◆ **Problem**:
Look through the records below and give the number of lines holding the string "hormonals", nothing more.

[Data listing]
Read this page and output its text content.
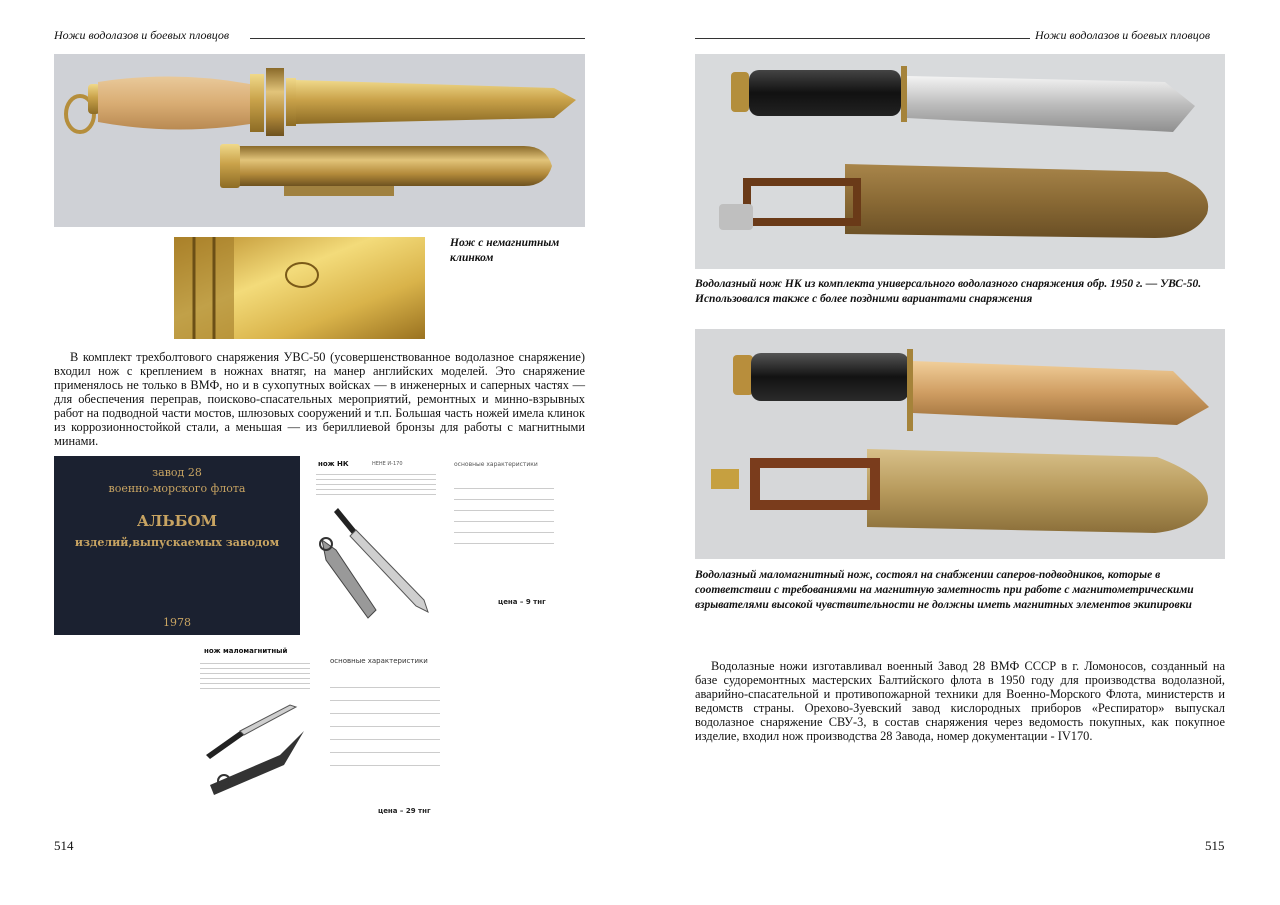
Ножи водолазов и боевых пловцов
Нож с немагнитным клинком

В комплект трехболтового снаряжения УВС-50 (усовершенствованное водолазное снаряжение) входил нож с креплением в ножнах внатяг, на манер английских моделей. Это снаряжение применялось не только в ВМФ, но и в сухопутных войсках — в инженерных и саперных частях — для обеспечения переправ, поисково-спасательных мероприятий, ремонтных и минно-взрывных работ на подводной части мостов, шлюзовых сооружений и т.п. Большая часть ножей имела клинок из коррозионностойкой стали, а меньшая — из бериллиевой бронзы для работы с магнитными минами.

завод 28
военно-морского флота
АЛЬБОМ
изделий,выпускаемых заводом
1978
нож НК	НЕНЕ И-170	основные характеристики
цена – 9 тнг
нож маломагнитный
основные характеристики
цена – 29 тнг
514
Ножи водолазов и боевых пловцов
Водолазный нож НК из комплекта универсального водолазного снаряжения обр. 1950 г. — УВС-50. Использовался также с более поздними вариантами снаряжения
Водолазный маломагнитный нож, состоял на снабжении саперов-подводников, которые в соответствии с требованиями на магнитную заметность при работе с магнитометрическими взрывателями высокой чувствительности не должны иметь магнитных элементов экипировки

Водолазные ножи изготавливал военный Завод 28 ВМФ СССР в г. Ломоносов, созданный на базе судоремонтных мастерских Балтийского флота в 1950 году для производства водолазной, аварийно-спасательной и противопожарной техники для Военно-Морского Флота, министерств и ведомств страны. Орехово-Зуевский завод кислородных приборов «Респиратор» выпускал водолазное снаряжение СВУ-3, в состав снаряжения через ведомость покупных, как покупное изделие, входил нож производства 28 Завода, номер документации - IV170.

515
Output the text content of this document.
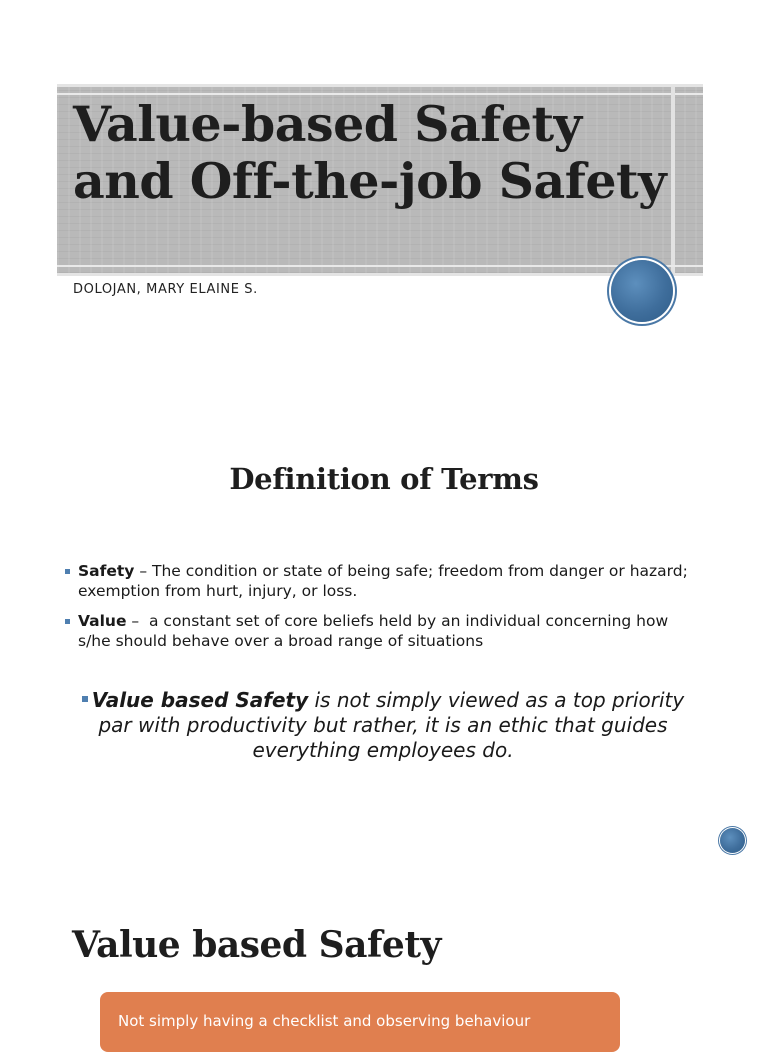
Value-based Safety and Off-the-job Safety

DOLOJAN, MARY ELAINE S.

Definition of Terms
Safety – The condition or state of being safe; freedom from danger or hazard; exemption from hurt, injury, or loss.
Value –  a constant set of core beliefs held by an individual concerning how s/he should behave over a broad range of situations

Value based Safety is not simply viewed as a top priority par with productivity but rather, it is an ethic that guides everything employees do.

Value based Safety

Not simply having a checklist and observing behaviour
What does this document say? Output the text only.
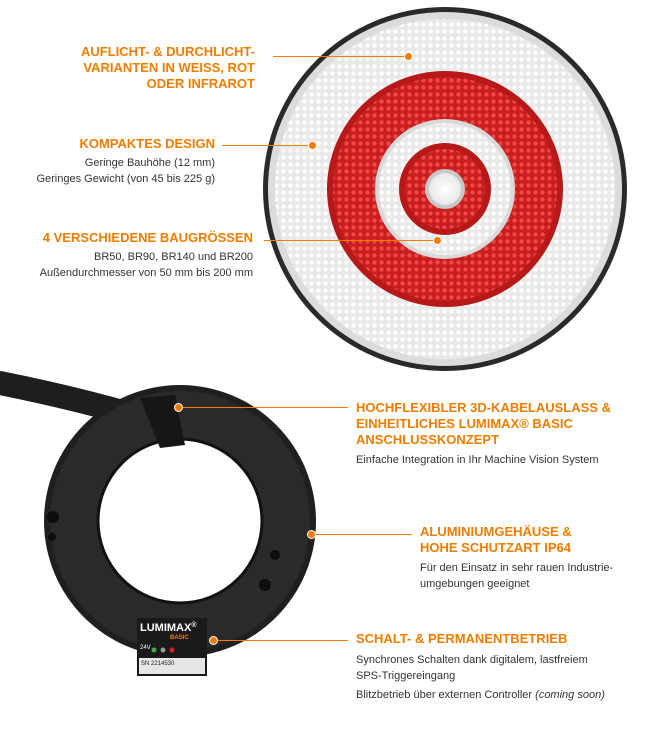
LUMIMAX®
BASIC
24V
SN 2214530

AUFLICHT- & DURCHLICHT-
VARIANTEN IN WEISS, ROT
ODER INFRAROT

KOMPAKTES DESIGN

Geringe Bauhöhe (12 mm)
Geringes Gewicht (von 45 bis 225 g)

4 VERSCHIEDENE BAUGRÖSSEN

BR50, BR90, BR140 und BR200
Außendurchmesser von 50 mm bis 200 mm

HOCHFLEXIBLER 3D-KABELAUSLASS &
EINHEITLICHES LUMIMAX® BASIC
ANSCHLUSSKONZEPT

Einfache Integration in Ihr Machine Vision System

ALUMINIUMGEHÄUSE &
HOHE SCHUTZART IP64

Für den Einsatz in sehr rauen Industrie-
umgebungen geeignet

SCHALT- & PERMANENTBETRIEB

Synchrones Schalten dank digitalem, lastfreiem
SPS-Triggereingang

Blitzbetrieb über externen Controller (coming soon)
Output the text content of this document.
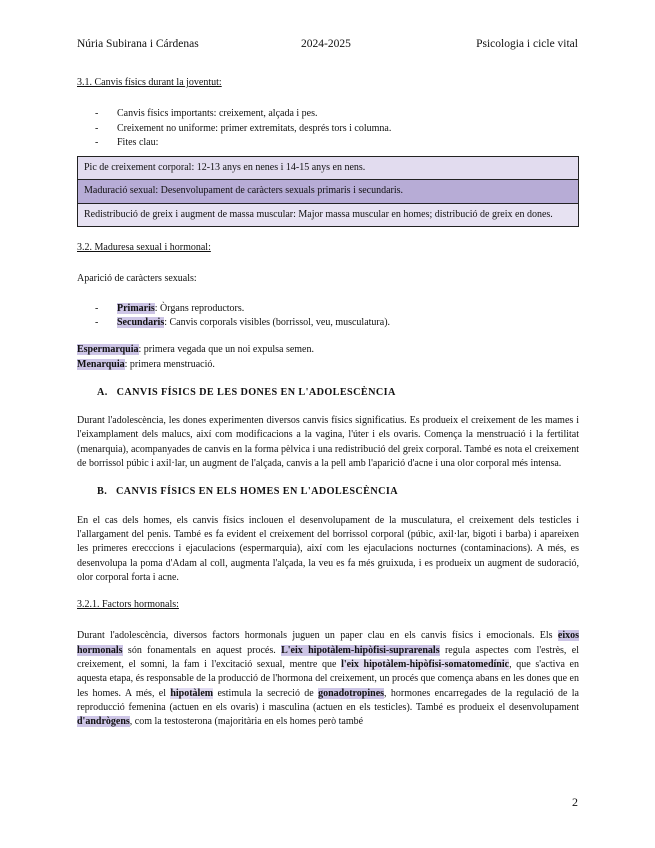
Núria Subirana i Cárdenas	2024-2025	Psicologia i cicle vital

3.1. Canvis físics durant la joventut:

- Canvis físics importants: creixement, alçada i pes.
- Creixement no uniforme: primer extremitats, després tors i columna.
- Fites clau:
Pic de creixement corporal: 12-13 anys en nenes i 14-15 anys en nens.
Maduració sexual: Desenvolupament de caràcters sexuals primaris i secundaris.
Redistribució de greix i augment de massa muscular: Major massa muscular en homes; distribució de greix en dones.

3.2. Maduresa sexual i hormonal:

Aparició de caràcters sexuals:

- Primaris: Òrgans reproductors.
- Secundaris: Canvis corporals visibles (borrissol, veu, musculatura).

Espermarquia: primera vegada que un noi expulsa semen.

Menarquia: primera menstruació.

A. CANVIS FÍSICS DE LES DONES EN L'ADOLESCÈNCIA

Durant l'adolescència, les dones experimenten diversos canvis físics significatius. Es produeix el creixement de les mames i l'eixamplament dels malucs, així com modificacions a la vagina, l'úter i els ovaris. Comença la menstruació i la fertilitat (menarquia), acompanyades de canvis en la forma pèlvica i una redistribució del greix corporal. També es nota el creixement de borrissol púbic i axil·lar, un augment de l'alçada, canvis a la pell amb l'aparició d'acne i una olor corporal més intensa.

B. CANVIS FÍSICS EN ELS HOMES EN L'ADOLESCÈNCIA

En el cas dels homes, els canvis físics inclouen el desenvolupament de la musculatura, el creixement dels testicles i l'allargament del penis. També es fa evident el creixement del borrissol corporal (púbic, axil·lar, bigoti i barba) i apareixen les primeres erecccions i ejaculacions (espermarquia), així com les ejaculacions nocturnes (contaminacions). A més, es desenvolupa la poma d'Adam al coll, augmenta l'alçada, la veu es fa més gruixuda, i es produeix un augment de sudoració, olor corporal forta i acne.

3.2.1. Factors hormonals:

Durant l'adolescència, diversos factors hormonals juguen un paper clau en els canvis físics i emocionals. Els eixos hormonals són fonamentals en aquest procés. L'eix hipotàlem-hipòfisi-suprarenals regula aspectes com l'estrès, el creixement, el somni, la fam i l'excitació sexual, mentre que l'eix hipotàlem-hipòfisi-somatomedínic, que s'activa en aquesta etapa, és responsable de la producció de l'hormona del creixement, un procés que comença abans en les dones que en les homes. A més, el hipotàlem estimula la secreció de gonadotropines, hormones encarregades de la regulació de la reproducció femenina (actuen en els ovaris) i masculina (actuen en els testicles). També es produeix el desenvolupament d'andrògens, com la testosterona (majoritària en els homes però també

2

---

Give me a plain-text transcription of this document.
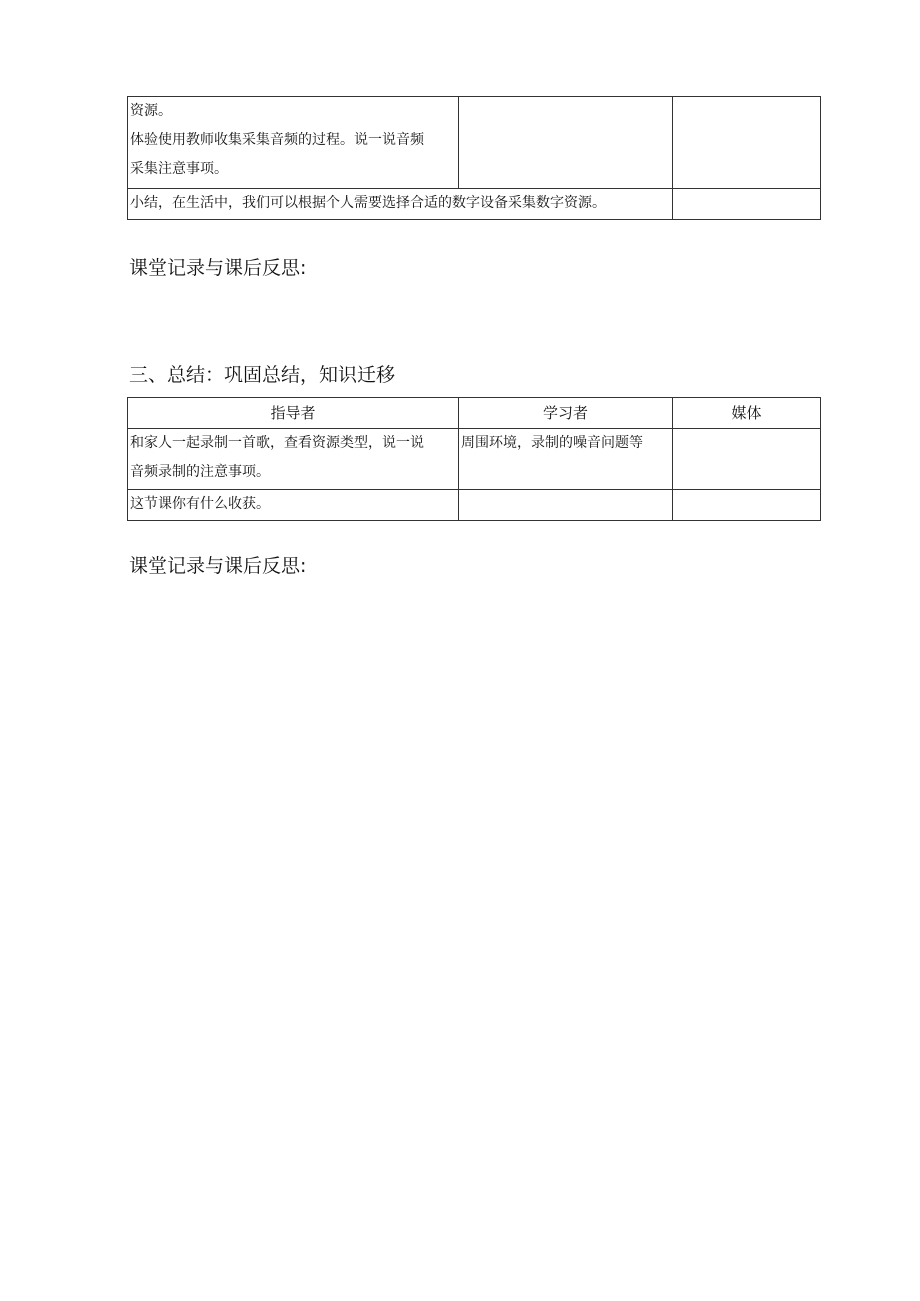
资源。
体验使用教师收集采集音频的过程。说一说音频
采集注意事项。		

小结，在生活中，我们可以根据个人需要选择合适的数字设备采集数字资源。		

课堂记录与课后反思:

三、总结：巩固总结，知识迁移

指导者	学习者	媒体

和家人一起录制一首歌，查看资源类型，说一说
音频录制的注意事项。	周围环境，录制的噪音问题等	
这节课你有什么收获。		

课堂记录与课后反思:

◆ **Reply to the exercise**:
2